— Short problem —
Could you write out the records below exactly as they appear, leaving out any pictures?

— Provided records —
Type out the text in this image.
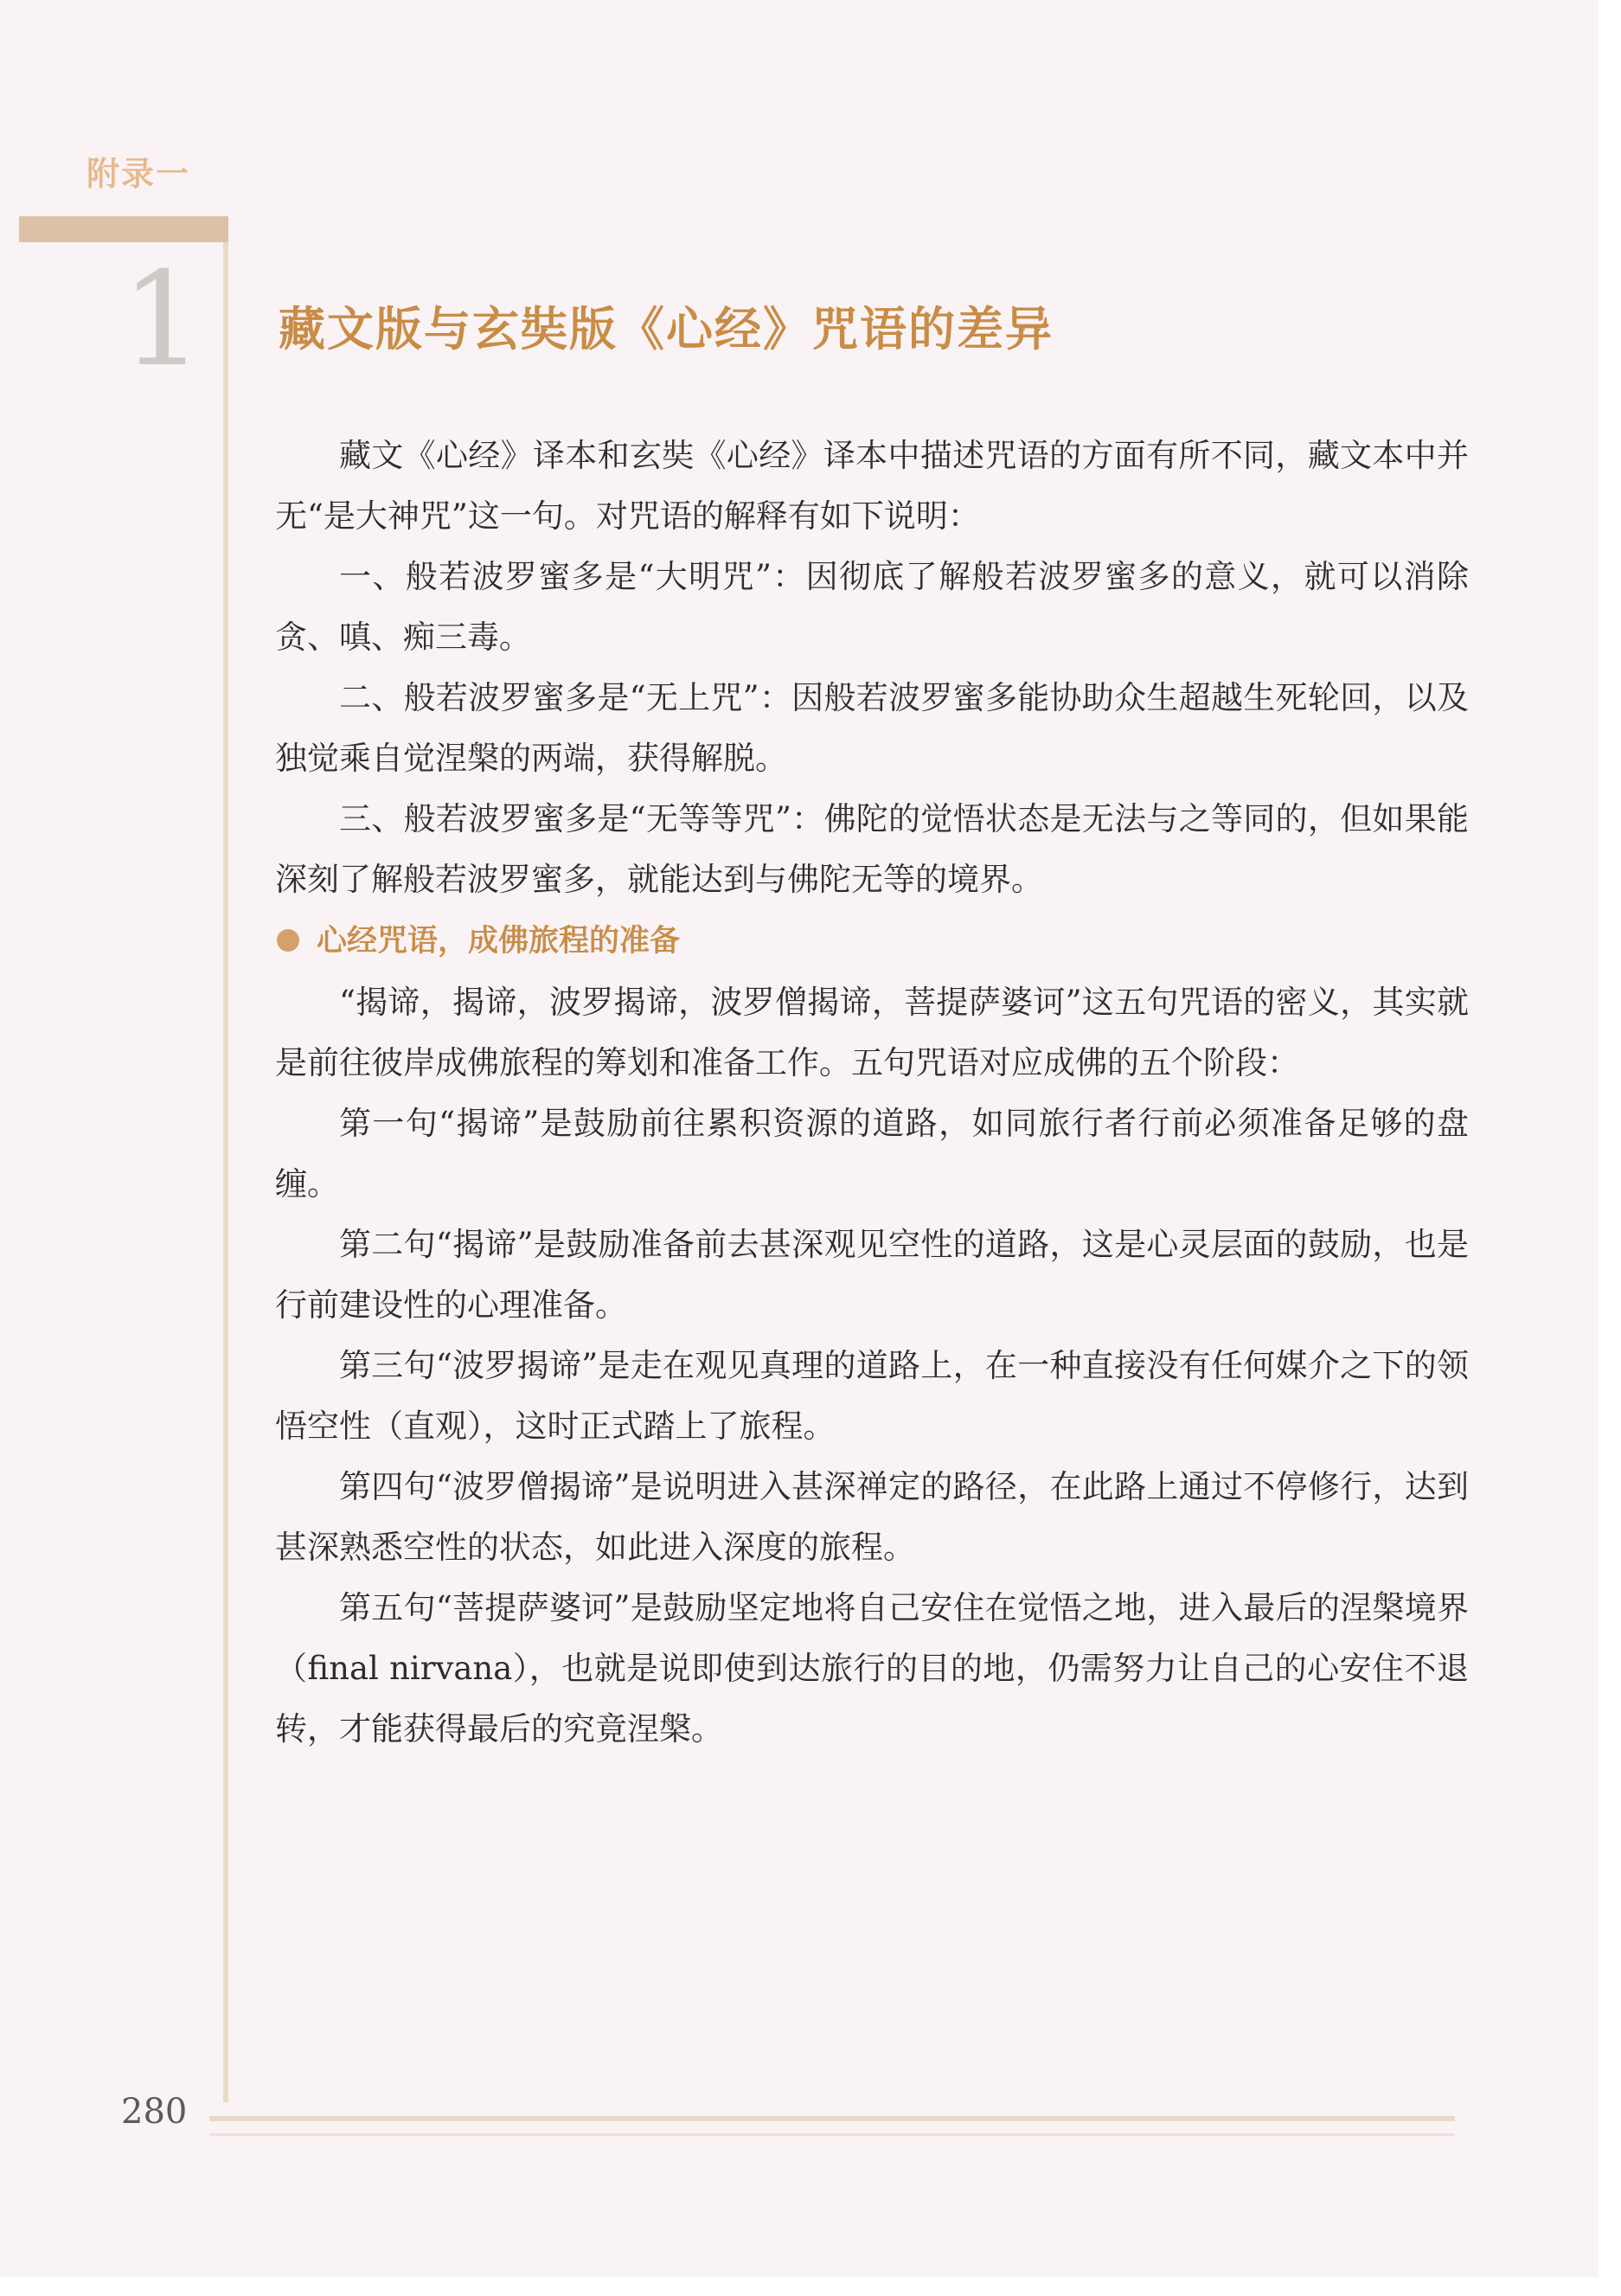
附录一
1 藏文版与玄奘版《心经》咒语的差异

藏文《心经》译本和玄奘《心经》译本中描述咒语的方面有所不同，藏文本中并无“是大神咒”这一句。对咒语的解释有如下说明：

一、般若波罗蜜多是“大明咒”：因彻底了解般若波罗蜜多的意义，就可以消除贪、嗔、痴三毒。

二、般若波罗蜜多是“无上咒”：因般若波罗蜜多能协助众生超越生死轮回，以及独觉乘自觉涅槃的两端，获得解脱。

三、般若波罗蜜多是“无等等咒”：佛陀的觉悟状态是无法与之等同的，但如果能深刻了解般若波罗蜜多，就能达到与佛陀无等的境界。

心经咒语，成佛旅程的准备

“揭谛，揭谛，波罗揭谛，波罗僧揭谛，菩提萨婆诃”这五句咒语的密义，其实就是前往彼岸成佛旅程的筹划和准备工作。五句咒语对应成佛的五个阶段：

第一句“揭谛”是鼓励前往累积资源的道路，如同旅行者行前必须准备足够的盘缠。

第二句“揭谛”是鼓励准备前去甚深观见空性的道路，这是心灵层面的鼓励，也是行前建设性的心理准备。

第三句“波罗揭谛”是走在观见真理的道路上，在一种直接没有任何媒介之下的领悟空性（直观），这时正式踏上了旅程。

第四句“波罗僧揭谛”是说明进入甚深禅定的路径，在此路上通过不停修行，达到甚深熟悉空性的状态，如此进入深度的旅程。

第五句“菩提萨婆诃”是鼓励坚定地将自己安住在觉悟之地，进入最后的涅槃境界（final nirvana），也就是说即使到达旅行的目的地，仍需努力让自己的心安住不退转，才能获得最后的究竟涅槃。

280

— Response for this exercise —
Type out the text in this image.
附录一
1 藏文版与玄奘版《心经》咒语的差异

藏文《心经》译本和玄奘《心经》译本中描述咒语的方面有所不同，藏文本中并无“是大神咒”这一句。对咒语的解释有如下说明：

一、般若波罗蜜多是“大明咒”：因彻底了解般若波罗蜜多的意义，就可以消除贪、嗔、痴三毒。

二、般若波罗蜜多是“无上咒”：因般若波罗蜜多能协助众生超越生死轮回，以及独觉乘自觉涅槃的两端，获得解脱。

三、般若波罗蜜多是“无等等咒”：佛陀的觉悟状态是无法与之等同的，但如果能深刻了解般若波罗蜜多，就能达到与佛陀无等的境界。

心经咒语，成佛旅程的准备

“揭谛，揭谛，波罗揭谛，波罗僧揭谛，菩提萨婆诃”这五句咒语的密义，其实就是前往彼岸成佛旅程的筹划和准备工作。五句咒语对应成佛的五个阶段：

第一句“揭谛”是鼓励前往累积资源的道路，如同旅行者行前必须准备足够的盘缠。

第二句“揭谛”是鼓励准备前去甚深观见空性的道路，这是心灵层面的鼓励，也是行前建设性的心理准备。

第三句“波罗揭谛”是走在观见真理的道路上，在一种直接没有任何媒介之下的领悟空性（直观），这时正式踏上了旅程。

第四句“波罗僧揭谛”是说明进入甚深禅定的路径，在此路上通过不停修行，达到甚深熟悉空性的状态，如此进入深度的旅程。

第五句“菩提萨婆诃”是鼓励坚定地将自己安住在觉悟之地，进入最后的涅槃境界（final nirvana），也就是说即使到达旅行的目的地，仍需努力让自己的心安住不退转，才能获得最后的究竟涅槃。

280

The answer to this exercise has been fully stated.